◆ **Directions**: Your task is to extract every line from the material below exactly.

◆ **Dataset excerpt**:

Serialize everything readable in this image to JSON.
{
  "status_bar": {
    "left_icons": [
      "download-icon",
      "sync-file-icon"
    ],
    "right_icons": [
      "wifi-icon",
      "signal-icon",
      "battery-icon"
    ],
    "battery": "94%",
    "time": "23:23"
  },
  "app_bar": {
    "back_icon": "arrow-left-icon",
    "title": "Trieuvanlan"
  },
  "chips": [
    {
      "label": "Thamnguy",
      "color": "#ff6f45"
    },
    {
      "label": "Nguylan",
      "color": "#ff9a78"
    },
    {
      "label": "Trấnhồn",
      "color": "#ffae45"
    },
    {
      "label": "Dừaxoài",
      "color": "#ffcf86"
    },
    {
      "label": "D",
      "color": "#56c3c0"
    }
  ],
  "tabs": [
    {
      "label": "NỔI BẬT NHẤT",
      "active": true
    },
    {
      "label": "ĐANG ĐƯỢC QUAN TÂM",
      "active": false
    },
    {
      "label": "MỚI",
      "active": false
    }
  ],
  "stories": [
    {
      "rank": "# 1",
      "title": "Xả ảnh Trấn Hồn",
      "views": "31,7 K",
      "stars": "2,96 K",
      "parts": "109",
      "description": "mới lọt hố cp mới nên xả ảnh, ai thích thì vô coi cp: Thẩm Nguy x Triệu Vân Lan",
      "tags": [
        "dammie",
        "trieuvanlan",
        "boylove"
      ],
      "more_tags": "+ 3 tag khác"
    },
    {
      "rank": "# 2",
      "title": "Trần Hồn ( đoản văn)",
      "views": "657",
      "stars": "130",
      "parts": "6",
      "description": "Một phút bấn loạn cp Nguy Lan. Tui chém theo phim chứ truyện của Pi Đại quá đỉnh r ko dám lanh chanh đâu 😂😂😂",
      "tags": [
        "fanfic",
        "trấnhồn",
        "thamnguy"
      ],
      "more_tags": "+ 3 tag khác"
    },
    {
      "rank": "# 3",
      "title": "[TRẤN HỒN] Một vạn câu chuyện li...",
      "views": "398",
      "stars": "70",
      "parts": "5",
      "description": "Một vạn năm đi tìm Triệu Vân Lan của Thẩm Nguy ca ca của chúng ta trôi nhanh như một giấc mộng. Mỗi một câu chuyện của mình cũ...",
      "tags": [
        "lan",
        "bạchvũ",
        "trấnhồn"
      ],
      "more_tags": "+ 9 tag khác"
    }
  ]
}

◆ **Exercise solution**:
Serialize everything readable in this image to JSON.
{
  "status_bar": {
    "left_icons": [
      "download-icon",
      "sync-file-icon"
    ],
    "right_icons": [
      "wifi-icon",
      "signal-icon",
      "battery-icon"
    ],
    "battery": "94%",
    "time": "23:23"
  },
  "app_bar": {
    "back_icon": "arrow-left-icon",
    "title": "Trieuvanlan"
  },
  "chips": [
    {
      "label": "Thamnguy",
      "color": "#ff6f45"
    },
    {
      "label": "Nguylan",
      "color": "#ff9a78"
    },
    {
      "label": "Trấnhồn",
      "color": "#ffae45"
    },
    {
      "label": "Dừaxoài",
      "color": "#ffcf86"
    },
    {
      "label": "D",
      "color": "#56c3c0"
    }
  ],
  "tabs": [
    {
      "label": "NỔI BẬT NHẤT",
      "active": true
    },
    {
      "label": "ĐANG ĐƯỢC QUAN TÂM",
      "active": false
    },
    {
      "label": "MỚI",
      "active": false
    }
  ],
  "stories": [
    {
      "rank": "# 1",
      "title": "Xả ảnh Trấn Hồn",
      "views": "31,7 K",
      "stars": "2,96 K",
      "parts": "109",
      "description": "mới lọt hố cp mới nên xả ảnh, ai thích thì vô coi cp: Thẩm Nguy x Triệu Vân Lan",
      "tags": [
        "dammie",
        "trieuvanlan",
        "boylove"
      ],
      "more_tags": "+ 3 tag khác"
    },
    {
      "rank": "# 2",
      "title": "Trần Hồn ( đoản văn)",
      "views": "657",
      "stars": "130",
      "parts": "6",
      "description": "Một phút bấn loạn cp Nguy Lan. Tui chém theo phim chứ truyện của Pi Đại quá đỉnh r ko dám lanh chanh đâu 😂😂😂",
      "tags": [
        "fanfic",
        "trấnhồn",
        "thamnguy"
      ],
      "more_tags": "+ 3 tag khác"
    },
    {
      "rank": "# 3",
      "title": "[TRẤN HỒN] Một vạn câu chuyện li...",
      "views": "398",
      "stars": "70",
      "parts": "5",
      "description": "Một vạn năm đi tìm Triệu Vân Lan của Thẩm Nguy ca ca của chúng ta trôi nhanh như một giấc mộng. Mỗi một câu chuyện của mình cũ...",
      "tags": [
        "lan",
        "bạchvũ",
        "trấnhồn"
      ],
      "more_tags": "+ 9 tag khác"
    }
  ]
}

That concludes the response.